Images of pages and their text:
____________________

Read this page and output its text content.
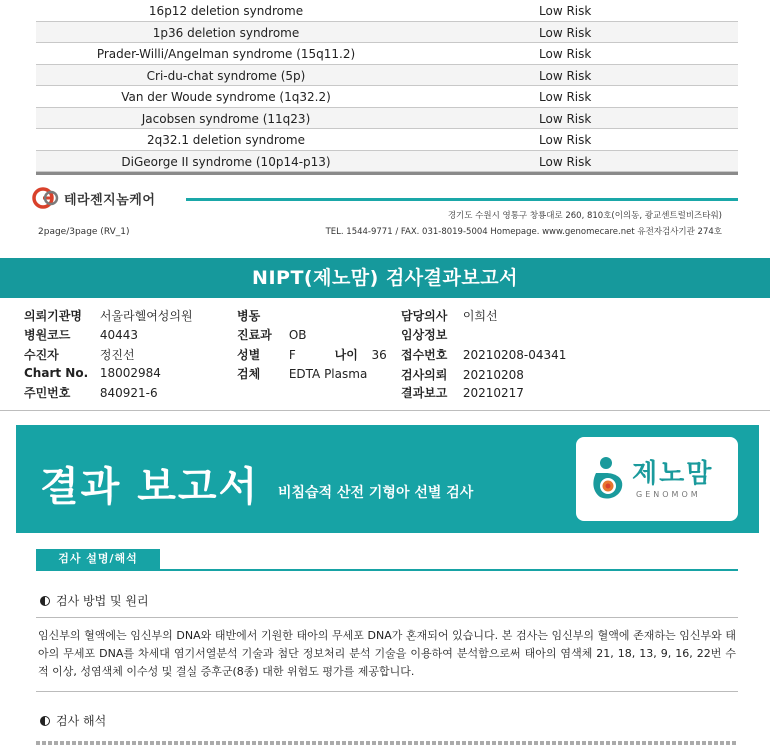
16p12 deletion syndrome	Low Risk
1p36 deletion syndrome	Low Risk
Prader-Willi/Angelman syndrome (15q11.2)	Low Risk
Cri-du-chat syndrome (5p)	Low Risk
Van der Woude syndrome (1q32.2)	Low Risk
Jacobsen syndrome (11q23)	Low Risk
2q32.1 deletion syndrome	Low Risk
DiGeorge II syndrome (10p14-p13)	Low Risk
테라젠지놈케어
경기도 수원시 영통구 창룡대로 260, 810호(이의동, 광교센트럴비즈타워)
TEL. 1544-9771 / FAX. 031-8019-5004 Homepage. www.genomecare.net 유전자검사기관 274호
2page/3page (RV_1)
NIPT(제노맘) 검사결과보고서
의뢰기관명 서울라헬여성의원
병원코드 40443
수진자	정진선
Chart No. 18002984
주민번호 840921-6
병동
진료과 OB
성별 F	나이 36
검체 EDTA Plasma
담당의사 이희선
임상정보
접수번호 20210208-04341
검사의뢰 20210208
결과보고 20210217
결과 보고서 비침습적 산전 기형아 선별 검사
제노맘
GENOMOM
검사 설명/해석
검사 방법 및 원리
임신부의 혈액에는 임신부의 DNA와 태반에서 기원한 태아의 무세포 DNA가 혼재되어 있습니다. 본 검사는 임신부의 혈액에 존재하는 임신부와 태아의 무세포 DNA를 차세대 염기서열분석 기술과 첨단 정보처리 분석 기술을 이용하여 분석함으로써 태아의 염색체 21, 18, 13, 9, 16, 22번 수적 이상, 성염색체 이수성 및 결실 증후군(8종) 대한 위험도 평가를 제공합니다.
검사 해석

____________________

### WHAT THE TASK ASKS
If a line above includes the string "deletion", pick it out.

### ANSWER TO THIS EXERCISE
16p12 deletion syndrome	Low Risk
1p36 deletion syndrome	Low Risk
2q32.1 deletion syndrome	Low Risk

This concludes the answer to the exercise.